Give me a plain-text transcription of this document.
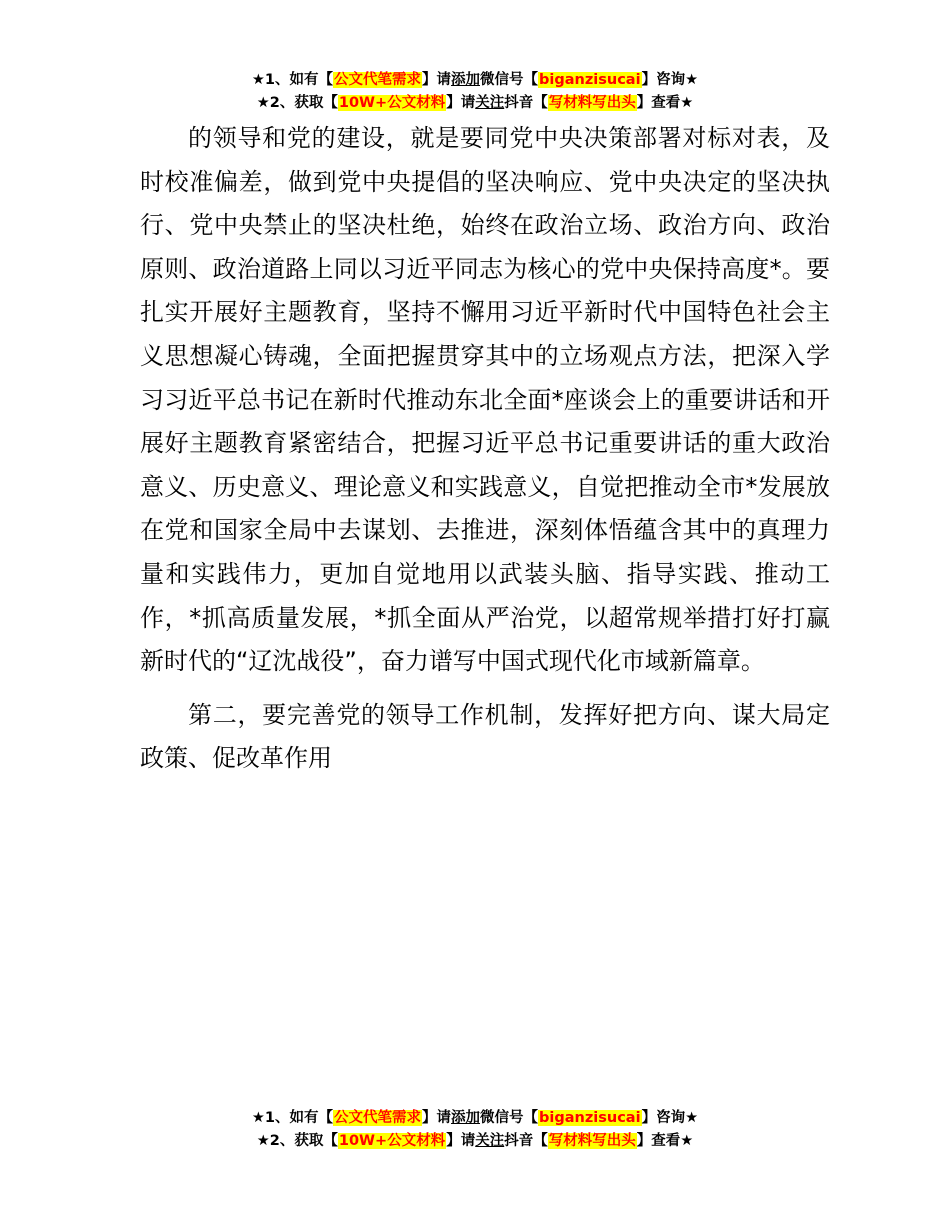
★1、如有【公文代笔需求】请添加微信号【biganzisucai】咨询★
★2、获取【10W+公文材料】请关注抖音【写材料写出头】查看★

的领导和党的建设，就是要同党中央决策部署对标对表，及时校准偏差，做到党中央提倡的坚决响应、党中央决定的坚决执行、党中央禁止的坚决杜绝，始终在政治立场、政治方向、政治原则、政治道路上同以习近平同志为核心的党中央保持高度*。要扎实开展好主题教育，坚持不懈用习近平新时代中国特色社会主义思想凝心铸魂，全面把握贯穿其中的立场观点方法，把深入学习习近平总书记在新时代推动东北全面*座谈会上的重要讲话和开展好主题教育紧密结合，把握习近平总书记重要讲话的重大政治意义、历史意义、理论意义和实践意义，自觉把推动全市*发展放在党和国家全局中去谋划、去推进，深刻体悟蕴含其中的真理力量和实践伟力，更加自觉地用以武装头脑、指导实践、推动工作，*抓高质量发展，*抓全面从严治党，以超常规举措打好打赢新时代的“辽沈战役”，奋力谱写中国式现代化市域新篇章。

第二，要完善党的领导工作机制，发挥好把方向、谋大局定政策、促改革作用

★1、如有【公文代笔需求】请添加微信号【biganzisucai】咨询★
★2、获取【10W+公文材料】请关注抖音【写材料写出头】查看★
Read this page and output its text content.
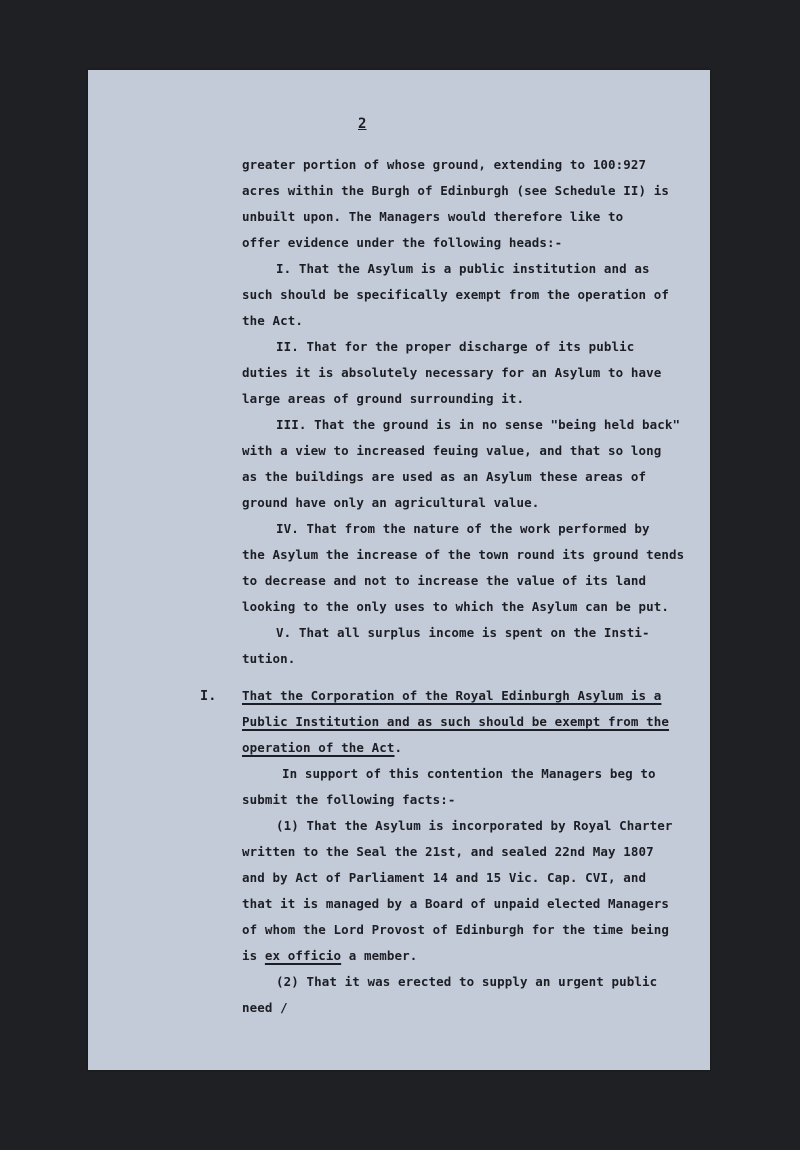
2
greater portion of whose ground, extending to 100:927
acres within the Burgh of Edinburgh (see Schedule II) is
unbuilt upon. The Managers would therefore like to
offer evidence under the following heads:-
I. That the Asylum is a public institution and as
such should be specifically exempt from the operation of
the Act.
II. That for the proper discharge of its public
duties it is absolutely necessary for an Asylum to have
large areas of ground surrounding it.
III. That the ground is in no sense "being held back"
with a view to increased feuing value, and that so long
as the buildings are used as an Asylum these areas of
ground have only an agricultural value.
IV. That from the nature of the work performed by
the Asylum the increase of the town round its ground tends
to decrease and not to increase the value of its land
looking to the only uses to which the Asylum can be put.
V. That all surplus income is spent on the Insti-
tution.
I. That the Corporation of the Royal Edinburgh Asylum is a
Public Institution and as such should be exempt from the
operation of the Act.
In support of this contention the Managers beg to
submit the following facts:-
(1) That the Asylum is incorporated by Royal Charter
written to the Seal the 21st, and sealed 22nd May 1807
and by Act of Parliament 14 and 15 Vic. Cap. CVI, and
that it is managed by a Board of unpaid elected Managers
of whom the Lord Provost of Edinburgh for the time being
is ex officio a member.
(2) That it was erected to supply an urgent public
need /
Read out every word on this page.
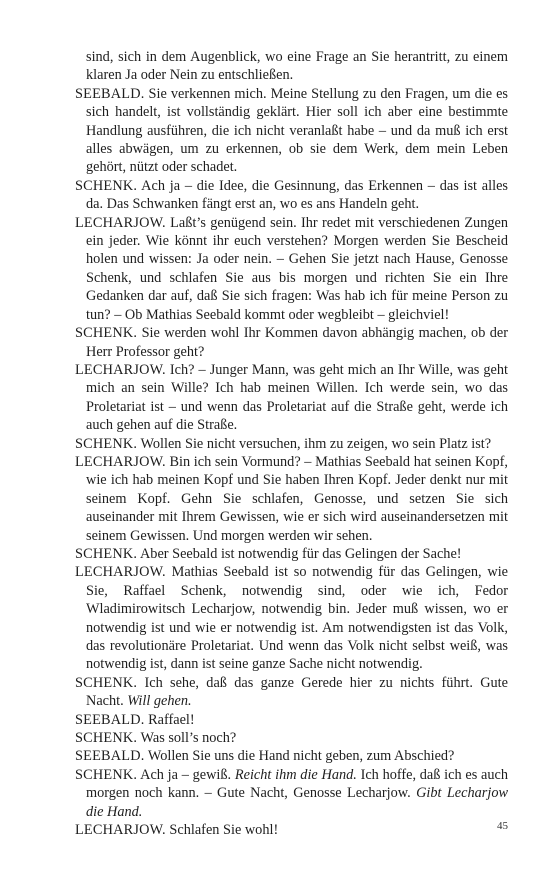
sind, sich in dem Augenblick, wo eine Frage an Sie herantritt, zu einem klaren Ja oder Nein zu entschließen.

SEEBALD. Sie verkennen mich. Meine Stellung zu den Fragen, um die es sich handelt, ist vollständig geklärt. Hier soll ich aber eine bestimmte Handlung ausführen, die ich nicht veranlaßt habe – und da muß ich erst alles abwägen, um zu erkennen, ob sie dem Werk, dem mein Leben gehört, nützt oder schadet.

SCHENK. Ach ja – die Idee, die Gesinnung, das Erkennen – das ist alles da. Das Schwanken fängt erst an, wo es ans Handeln geht.

LECHARJOW. Laßt’s genügend sein. Ihr redet mit verschiedenen Zungen ein jeder. Wie könnt ihr euch verstehen? Morgen werden Sie Bescheid holen und wissen: Ja oder nein. – Gehen Sie jetzt nach Hause, Genosse Schenk, und schlafen Sie aus bis morgen und richten Sie ein Ihre Gedanken dar auf, daß Sie sich fragen: Was hab ich für meine Person zu tun? – Ob Mathias Seebald kommt oder wegbleibt – gleichviel!

SCHENK. Sie werden wohl Ihr Kommen davon abhängig machen, ob der Herr Professor geht?

LECHARJOW. Ich? – Junger Mann, was geht mich an Ihr Wille, was geht mich an sein Wille? Ich hab meinen Willen. Ich werde sein, wo das Proletariat ist – und wenn das Proletariat auf die Straße geht, werde ich auch gehen auf die Straße.

SCHENK. Wollen Sie nicht versuchen, ihm zu zeigen, wo sein Platz ist?

LECHARJOW. Bin ich sein Vormund? – Mathias Seebald hat seinen Kopf, wie ich hab meinen Kopf und Sie haben Ihren Kopf. Jeder denkt nur mit seinem Kopf. Gehn Sie schlafen, Genosse, und setzen Sie sich auseinander mit Ihrem Gewissen, wie er sich wird auseinandersetzen mit seinem Gewissen. Und morgen werden wir sehen.

SCHENK. Aber Seebald ist notwendig für das Gelingen der Sache!

LECHARJOW. Mathias Seebald ist so notwendig für das Gelingen, wie Sie, Raffael Schenk, notwendig sind, oder wie ich, Fedor Wladimirowitsch Lecharjow, notwendig bin. Jeder muß wissen, wo er notwendig ist und wie er notwendig ist. Am notwendigsten ist das Volk, das revolutionäre Proletariat. Und wenn das Volk nicht selbst weiß, was notwendig ist, dann ist seine ganze Sache nicht notwendig.

SCHENK. Ich sehe, daß das ganze Gerede hier zu nichts führt. Gute Nacht. Will gehen.

SEEBALD. Raffael!

SCHENK. Was soll’s noch?

SEEBALD. Wollen Sie uns die Hand nicht geben, zum Abschied?

SCHENK. Ach ja – gewiß. Reicht ihm die Hand. Ich hoffe, daß ich es auch morgen noch kann. – Gute Nacht, Genosse Lecharjow. Gibt Lecharjow die Hand.

LECHARJOW. Schlafen Sie wohl!	45
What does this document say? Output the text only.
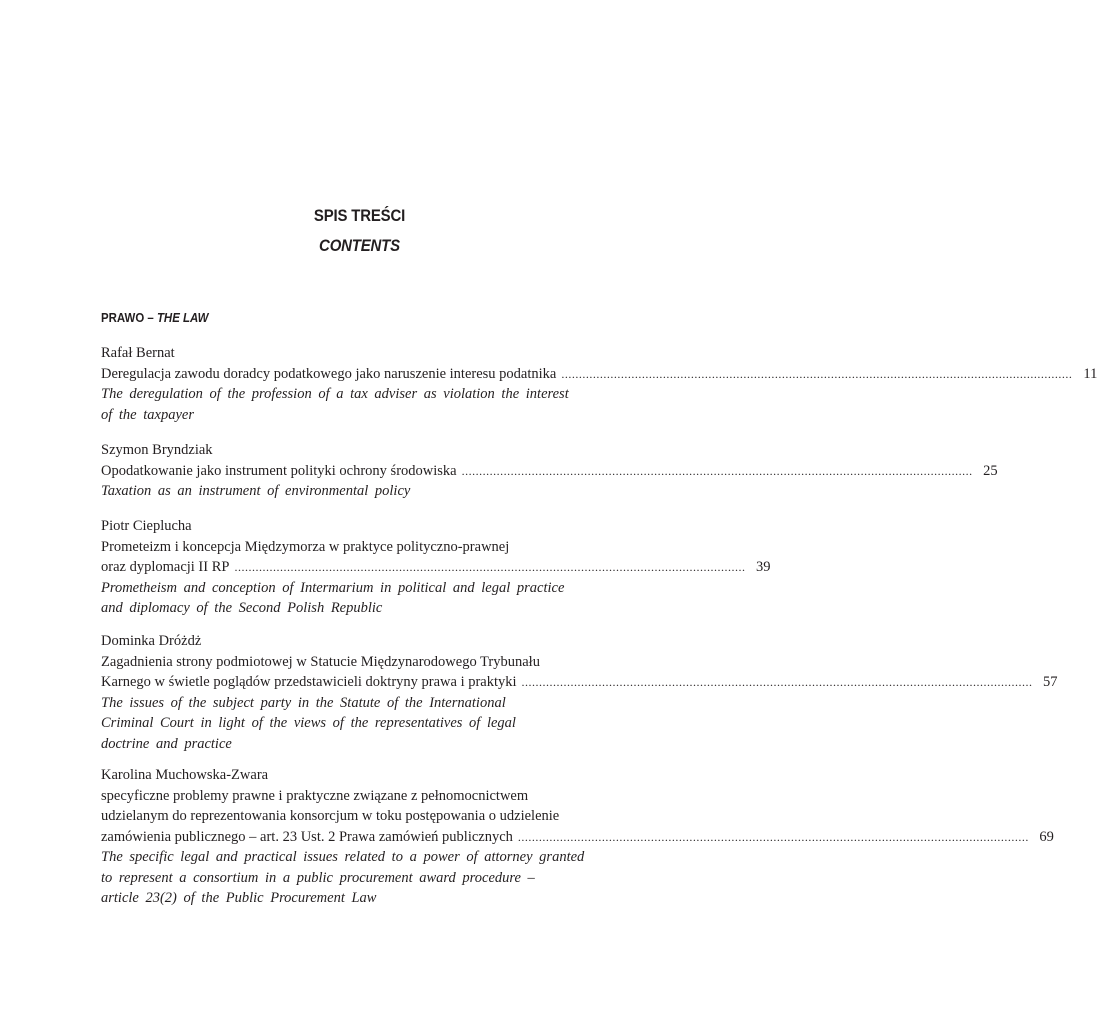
SPIS TREŚCI
CONTENTS
PRAWO – THE LAW
Rafał Bernat
Deregulacja zawodu doradcy podatkowego jako naruszenie interesu podatnika .................................................................................................................................................. 11
The deregulation of the profession of a tax adviser as violation the interest
of the taxpayer
Szymon Bryndziak
Opodatkowanie jako instrument polityki ochrony środowiska .................................................................................................................................................. 25
Taxation as an instrument of environmental policy
Piotr Cieplucha
Prometeizm i koncepcja Międzymorza w praktyce polityczno-prawnej
oraz dyplomacji II RP .................................................................................................................................................. 39
Prometheism and conception of Intermarium in political and legal practice
and diplomacy of the Second Polish Republic
Dominka Dróżdż
Zagadnienia strony podmiotowej w Statucie Międzynarodowego Trybunału
Karnego w świetle poglądów przedstawicieli doktryny prawa i praktyki .................................................................................................................................................. 57
The issues of the subject party in the Statute of the International
Criminal Court in light of the views of the representatives of legal
doctrine and practice
Karolina Muchowska-Zwara
specyficzne problemy prawne i praktyczne związane z pełnomocnictwem
udzielanym do reprezentowania konsorcjum w toku postępowania o udzielenie
zamówienia publicznego – art. 23 Ust. 2 Prawa zamówień publicznych .................................................................................................................................................. 69
The specific legal and practical issues related to a power of attorney granted
to represent a consortium in a public procurement award procedure –
article 23(2) of the Public Procurement Law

+ + + +

Challenge:
Which lines above contain the word "Nacht"? Copy each of them.

Solution for this problem:
SCHENK. Ich sehe, daß das ganze Gerede hier zu nichts führt. Gute Nacht. Will gehen.
SCHENK. Ach ja – gewiß. Reicht ihm die Hand. Ich hoffe, daß ich es auch morgen noch kann. – Gute Nacht, Genosse Lecharjow. Gibt Lecharjow die Hand.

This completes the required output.